Written task: Please quote every line word for word.

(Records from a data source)

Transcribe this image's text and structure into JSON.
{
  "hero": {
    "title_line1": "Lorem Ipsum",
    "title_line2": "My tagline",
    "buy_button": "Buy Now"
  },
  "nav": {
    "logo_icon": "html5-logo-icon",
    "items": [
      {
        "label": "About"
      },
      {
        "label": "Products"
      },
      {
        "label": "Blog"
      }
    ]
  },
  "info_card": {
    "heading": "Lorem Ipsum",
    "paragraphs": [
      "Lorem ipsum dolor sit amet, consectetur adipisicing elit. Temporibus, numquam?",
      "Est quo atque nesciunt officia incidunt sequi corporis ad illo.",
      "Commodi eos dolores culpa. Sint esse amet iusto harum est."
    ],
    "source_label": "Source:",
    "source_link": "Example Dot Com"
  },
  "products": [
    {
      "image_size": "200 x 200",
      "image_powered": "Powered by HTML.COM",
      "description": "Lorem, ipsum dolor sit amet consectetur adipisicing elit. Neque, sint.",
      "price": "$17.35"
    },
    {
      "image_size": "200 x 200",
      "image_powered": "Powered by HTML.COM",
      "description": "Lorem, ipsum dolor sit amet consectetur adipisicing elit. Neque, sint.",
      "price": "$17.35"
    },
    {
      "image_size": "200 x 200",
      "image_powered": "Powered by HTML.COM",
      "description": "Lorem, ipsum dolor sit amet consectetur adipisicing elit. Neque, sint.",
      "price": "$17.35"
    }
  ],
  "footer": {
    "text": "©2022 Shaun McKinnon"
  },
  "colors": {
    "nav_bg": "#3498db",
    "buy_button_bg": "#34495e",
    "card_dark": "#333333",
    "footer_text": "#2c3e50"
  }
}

In response:
Transcribe this image's text and structure into JSON.
{
  "hero": {
    "title_line1": "Lorem Ipsum",
    "title_line2": "My tagline",
    "buy_button": "Buy Now"
  },
  "nav": {
    "logo_icon": "html5-logo-icon",
    "items": [
      {
        "label": "About"
      },
      {
        "label": "Products"
      },
      {
        "label": "Blog"
      }
    ]
  },
  "info_card": {
    "heading": "Lorem Ipsum",
    "paragraphs": [
      "Lorem ipsum dolor sit amet, consectetur adipisicing elit. Temporibus, numquam?",
      "Est quo atque nesciunt officia incidunt sequi corporis ad illo.",
      "Commodi eos dolores culpa. Sint esse amet iusto harum est."
    ],
    "source_label": "Source:",
    "source_link": "Example Dot Com"
  },
  "products": [
    {
      "image_size": "200 x 200",
      "image_powered": "Powered by HTML.COM",
      "description": "Lorem, ipsum dolor sit amet consectetur adipisicing elit. Neque, sint.",
      "price": "$17.35"
    },
    {
      "image_size": "200 x 200",
      "image_powered": "Powered by HTML.COM",
      "description": "Lorem, ipsum dolor sit amet consectetur adipisicing elit. Neque, sint.",
      "price": "$17.35"
    },
    {
      "image_size": "200 x 200",
      "image_powered": "Powered by HTML.COM",
      "description": "Lorem, ipsum dolor sit amet consectetur adipisicing elit. Neque, sint.",
      "price": "$17.35"
    }
  ],
  "footer": {
    "text": "©2022 Shaun McKinnon"
  },
  "colors": {
    "nav_bg": "#3498db",
    "buy_button_bg": "#34495e",
    "card_dark": "#333333",
    "footer_text": "#2c3e50"
  }
}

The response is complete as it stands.